### The request
Only the number is needed: how many lines contain the word "Other"?

Dataset excerpt:
++++
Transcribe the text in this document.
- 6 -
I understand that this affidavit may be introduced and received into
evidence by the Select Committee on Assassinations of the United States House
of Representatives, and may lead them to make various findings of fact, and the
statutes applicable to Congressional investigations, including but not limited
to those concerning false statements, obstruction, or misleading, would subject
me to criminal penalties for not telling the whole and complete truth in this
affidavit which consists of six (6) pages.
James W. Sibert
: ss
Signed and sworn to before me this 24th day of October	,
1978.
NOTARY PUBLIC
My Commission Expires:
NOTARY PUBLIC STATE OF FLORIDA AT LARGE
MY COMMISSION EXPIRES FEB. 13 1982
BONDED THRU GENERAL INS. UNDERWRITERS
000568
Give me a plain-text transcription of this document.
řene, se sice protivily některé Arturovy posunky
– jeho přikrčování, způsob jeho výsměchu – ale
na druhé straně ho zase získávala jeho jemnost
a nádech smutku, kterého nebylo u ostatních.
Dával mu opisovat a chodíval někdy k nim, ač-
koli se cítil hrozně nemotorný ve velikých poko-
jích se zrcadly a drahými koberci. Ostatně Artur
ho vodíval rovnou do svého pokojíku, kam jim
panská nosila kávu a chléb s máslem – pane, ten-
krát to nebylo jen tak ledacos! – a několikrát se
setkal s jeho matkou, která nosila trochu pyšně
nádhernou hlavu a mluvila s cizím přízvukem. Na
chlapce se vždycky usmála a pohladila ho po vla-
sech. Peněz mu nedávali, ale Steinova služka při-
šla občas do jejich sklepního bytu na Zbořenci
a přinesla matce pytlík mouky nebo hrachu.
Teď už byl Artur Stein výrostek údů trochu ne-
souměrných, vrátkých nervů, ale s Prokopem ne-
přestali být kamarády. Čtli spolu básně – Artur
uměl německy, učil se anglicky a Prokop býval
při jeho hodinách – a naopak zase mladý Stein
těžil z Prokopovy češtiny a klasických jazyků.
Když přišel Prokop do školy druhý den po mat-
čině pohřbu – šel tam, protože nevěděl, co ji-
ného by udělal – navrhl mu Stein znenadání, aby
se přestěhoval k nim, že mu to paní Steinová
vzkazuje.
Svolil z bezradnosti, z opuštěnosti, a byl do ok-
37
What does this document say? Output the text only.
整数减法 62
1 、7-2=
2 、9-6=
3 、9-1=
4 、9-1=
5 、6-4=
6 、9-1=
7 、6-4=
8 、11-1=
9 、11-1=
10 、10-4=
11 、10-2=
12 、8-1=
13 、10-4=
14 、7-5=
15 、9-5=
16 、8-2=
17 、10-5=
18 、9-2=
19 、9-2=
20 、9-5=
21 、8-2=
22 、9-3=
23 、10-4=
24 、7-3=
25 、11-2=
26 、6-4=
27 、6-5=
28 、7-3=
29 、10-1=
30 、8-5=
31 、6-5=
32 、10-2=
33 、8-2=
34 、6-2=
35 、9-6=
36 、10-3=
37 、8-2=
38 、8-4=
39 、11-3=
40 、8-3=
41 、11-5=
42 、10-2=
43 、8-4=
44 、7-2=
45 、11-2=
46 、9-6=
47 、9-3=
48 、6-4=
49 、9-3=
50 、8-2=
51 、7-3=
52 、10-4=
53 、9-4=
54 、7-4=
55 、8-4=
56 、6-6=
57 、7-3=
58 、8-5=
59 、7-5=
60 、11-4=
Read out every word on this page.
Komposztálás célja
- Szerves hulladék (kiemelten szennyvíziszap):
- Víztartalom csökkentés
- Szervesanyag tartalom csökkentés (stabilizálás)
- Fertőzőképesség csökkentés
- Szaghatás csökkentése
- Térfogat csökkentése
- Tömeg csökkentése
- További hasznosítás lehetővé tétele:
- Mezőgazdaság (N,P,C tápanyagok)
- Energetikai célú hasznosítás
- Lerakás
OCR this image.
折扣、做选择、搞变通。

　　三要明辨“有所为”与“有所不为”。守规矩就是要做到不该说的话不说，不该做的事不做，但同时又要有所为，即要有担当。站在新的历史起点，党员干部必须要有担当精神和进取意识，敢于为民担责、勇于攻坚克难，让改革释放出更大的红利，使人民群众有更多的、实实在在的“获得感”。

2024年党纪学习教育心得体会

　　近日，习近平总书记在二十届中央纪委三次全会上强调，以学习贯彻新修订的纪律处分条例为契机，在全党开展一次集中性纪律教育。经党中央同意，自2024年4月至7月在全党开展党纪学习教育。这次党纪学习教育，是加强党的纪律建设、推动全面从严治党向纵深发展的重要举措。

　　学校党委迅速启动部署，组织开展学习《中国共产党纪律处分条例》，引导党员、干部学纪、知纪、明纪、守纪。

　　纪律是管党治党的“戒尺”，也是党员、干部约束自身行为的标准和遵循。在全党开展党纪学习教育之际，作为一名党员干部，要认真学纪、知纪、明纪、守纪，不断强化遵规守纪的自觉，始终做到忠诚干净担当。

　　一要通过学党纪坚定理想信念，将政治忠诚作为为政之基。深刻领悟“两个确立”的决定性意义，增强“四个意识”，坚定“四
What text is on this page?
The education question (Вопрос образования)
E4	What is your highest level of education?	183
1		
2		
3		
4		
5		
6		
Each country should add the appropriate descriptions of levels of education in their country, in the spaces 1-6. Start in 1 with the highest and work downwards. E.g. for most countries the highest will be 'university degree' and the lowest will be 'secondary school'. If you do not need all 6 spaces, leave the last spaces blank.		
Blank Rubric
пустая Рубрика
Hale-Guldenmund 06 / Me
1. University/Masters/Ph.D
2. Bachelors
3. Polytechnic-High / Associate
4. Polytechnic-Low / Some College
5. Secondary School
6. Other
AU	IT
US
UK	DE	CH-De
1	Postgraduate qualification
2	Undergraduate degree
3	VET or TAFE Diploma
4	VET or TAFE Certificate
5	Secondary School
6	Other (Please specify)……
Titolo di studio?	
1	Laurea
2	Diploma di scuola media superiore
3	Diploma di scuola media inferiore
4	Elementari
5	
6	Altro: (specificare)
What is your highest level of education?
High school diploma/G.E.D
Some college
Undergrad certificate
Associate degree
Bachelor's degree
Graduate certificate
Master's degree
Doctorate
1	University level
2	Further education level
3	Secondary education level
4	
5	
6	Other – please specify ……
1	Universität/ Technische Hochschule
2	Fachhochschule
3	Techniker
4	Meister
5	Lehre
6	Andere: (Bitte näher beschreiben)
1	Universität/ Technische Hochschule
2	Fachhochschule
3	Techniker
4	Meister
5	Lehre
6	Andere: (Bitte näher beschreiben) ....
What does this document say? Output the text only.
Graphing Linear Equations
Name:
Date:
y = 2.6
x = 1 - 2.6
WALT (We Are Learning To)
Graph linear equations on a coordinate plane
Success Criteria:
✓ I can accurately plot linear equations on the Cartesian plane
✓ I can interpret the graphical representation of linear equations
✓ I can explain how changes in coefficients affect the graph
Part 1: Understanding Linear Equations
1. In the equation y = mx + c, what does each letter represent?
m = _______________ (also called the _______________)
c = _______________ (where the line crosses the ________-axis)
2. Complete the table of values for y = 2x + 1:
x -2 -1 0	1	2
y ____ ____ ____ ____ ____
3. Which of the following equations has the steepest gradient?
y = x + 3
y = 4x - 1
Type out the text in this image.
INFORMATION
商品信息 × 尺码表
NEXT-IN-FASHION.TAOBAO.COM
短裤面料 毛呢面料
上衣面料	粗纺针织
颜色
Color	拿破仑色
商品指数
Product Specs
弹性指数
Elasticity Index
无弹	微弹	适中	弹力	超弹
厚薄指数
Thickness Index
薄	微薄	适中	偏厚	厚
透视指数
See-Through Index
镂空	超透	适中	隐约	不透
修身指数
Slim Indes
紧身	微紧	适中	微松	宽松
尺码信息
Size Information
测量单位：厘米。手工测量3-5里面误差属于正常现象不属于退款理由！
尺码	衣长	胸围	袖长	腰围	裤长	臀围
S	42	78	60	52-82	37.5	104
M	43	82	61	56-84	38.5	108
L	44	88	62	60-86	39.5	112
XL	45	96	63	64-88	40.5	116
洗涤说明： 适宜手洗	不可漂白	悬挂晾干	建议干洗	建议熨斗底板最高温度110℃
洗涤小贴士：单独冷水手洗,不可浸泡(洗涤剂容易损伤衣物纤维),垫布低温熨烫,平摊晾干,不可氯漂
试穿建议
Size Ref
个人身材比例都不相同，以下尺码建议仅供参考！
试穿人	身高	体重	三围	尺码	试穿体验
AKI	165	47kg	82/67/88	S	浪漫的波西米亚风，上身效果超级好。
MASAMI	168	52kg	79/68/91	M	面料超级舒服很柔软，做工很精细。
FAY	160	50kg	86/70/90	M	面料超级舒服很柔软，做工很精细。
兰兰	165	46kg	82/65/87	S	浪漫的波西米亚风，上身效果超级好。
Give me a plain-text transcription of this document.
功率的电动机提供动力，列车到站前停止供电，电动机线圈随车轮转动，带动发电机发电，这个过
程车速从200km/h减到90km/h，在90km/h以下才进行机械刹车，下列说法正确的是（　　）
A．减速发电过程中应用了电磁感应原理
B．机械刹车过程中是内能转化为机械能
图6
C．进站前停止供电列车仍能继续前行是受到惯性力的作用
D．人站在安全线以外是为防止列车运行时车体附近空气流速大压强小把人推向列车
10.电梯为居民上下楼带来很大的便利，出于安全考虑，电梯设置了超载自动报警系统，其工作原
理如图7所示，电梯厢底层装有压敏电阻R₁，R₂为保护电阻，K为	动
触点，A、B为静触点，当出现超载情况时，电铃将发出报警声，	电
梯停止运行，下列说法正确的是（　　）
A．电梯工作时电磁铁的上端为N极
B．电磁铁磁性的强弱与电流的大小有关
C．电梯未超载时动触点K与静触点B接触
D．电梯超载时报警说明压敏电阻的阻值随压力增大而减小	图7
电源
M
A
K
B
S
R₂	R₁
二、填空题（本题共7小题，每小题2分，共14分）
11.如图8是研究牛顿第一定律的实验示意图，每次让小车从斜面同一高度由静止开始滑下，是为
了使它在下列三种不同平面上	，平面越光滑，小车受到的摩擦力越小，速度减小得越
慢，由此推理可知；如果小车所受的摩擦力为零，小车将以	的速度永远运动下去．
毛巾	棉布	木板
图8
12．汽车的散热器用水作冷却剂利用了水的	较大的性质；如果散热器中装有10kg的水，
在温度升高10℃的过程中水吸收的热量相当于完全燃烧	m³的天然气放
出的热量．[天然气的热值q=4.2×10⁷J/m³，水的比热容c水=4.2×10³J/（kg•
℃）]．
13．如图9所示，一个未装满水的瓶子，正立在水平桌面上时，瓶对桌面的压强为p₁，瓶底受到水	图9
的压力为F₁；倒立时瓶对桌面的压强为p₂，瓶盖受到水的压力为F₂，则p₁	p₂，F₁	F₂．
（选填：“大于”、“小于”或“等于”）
++++
### Finished exercise
3